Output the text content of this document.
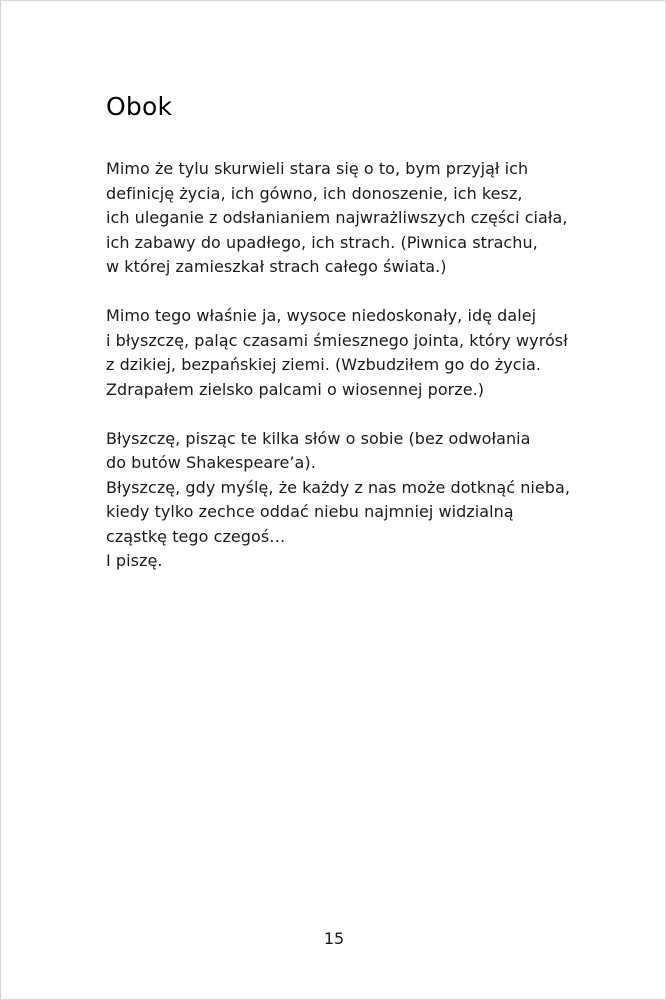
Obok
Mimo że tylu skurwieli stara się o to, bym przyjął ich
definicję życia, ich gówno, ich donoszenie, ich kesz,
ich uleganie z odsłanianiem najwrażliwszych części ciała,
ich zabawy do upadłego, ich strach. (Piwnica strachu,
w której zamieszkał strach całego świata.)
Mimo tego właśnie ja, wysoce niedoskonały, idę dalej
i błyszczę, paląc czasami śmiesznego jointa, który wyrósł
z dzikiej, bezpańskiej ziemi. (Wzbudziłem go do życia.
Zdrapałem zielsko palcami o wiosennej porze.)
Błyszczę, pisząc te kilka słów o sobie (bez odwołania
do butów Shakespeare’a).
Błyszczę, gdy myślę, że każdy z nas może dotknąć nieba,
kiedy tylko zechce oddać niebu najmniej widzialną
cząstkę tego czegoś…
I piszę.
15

..............................

EXERCISE DETAILS: The data above needs to be retyped exactly, with the images left out.

RESPONSE TO THIS EXERCISE:
Output the text content of this document.
Obok
Mimo że tylu skurwieli stara się o to, bym przyjął ich
definicję życia, ich gówno, ich donoszenie, ich kesz,
ich uleganie z odsłanianiem najwrażliwszych części ciała,
ich zabawy do upadłego, ich strach. (Piwnica strachu,
w której zamieszkał strach całego świata.)
Mimo tego właśnie ja, wysoce niedoskonały, idę dalej
i błyszczę, paląc czasami śmiesznego jointa, który wyrósł
z dzikiej, bezpańskiej ziemi. (Wzbudziłem go do życia.
Zdrapałem zielsko palcami o wiosennej porze.)
Błyszczę, pisząc te kilka słów o sobie (bez odwołania
do butów Shakespeare’a).
Błyszczę, gdy myślę, że każdy z nas może dotknąć nieba,
kiedy tylko zechce oddać niebu najmniej widzialną
cząstkę tego czegoś…
I piszę.
15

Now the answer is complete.